What you will do
Select every line containing the word "your" from the material, and copy those lines.

---

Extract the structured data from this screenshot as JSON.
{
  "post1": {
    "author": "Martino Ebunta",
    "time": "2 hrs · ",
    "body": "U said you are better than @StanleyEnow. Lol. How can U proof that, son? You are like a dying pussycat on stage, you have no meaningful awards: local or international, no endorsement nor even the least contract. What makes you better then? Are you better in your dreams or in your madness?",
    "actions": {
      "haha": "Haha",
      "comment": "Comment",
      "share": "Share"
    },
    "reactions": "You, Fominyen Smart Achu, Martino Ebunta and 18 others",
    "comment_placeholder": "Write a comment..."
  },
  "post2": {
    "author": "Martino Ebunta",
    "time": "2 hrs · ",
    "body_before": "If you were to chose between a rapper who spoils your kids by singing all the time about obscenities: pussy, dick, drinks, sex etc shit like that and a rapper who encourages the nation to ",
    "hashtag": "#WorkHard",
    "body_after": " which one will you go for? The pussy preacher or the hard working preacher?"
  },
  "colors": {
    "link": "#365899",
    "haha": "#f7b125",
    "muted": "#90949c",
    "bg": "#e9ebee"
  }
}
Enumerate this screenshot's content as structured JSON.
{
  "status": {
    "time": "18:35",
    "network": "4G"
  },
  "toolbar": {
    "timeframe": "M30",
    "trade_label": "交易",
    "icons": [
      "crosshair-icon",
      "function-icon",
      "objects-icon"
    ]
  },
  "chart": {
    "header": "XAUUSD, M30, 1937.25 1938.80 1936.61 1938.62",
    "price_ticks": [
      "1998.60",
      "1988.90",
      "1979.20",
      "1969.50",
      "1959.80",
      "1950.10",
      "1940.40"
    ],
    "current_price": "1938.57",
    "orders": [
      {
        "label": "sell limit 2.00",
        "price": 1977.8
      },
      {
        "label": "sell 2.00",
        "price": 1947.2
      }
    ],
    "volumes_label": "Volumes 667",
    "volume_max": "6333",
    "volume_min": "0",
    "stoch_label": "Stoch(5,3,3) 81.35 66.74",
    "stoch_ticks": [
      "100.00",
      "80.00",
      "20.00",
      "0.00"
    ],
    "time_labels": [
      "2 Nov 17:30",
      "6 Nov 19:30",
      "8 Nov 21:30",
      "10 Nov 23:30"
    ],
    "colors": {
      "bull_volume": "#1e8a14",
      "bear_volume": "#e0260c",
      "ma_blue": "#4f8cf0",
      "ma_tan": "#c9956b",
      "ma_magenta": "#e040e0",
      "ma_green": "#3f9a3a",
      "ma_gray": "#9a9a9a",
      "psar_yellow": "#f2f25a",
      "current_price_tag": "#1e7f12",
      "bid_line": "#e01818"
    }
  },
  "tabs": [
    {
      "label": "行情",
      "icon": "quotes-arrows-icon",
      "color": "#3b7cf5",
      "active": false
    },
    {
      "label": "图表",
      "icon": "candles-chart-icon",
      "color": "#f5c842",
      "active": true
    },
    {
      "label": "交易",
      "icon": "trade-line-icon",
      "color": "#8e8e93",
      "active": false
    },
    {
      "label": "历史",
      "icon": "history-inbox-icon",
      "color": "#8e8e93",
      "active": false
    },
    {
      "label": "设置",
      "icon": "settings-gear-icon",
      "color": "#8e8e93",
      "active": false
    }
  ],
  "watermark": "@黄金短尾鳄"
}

---

Solution for this problem
    "body": "U said you are better than @StanleyEnow. Lol. How can U proof that, son? You are like a dying pussycat on stage, you have no meaningful awards: local or international, no endorsement nor even the least contract. What makes you better then? Are you better in your dreams or in your madness?",
    "body_before": "If you were to chose between a rapper who spoils your kids by singing all the time about obscenities: pussy, dick, drinks, sex etc shit like that and a rapper who encourages the nation to ",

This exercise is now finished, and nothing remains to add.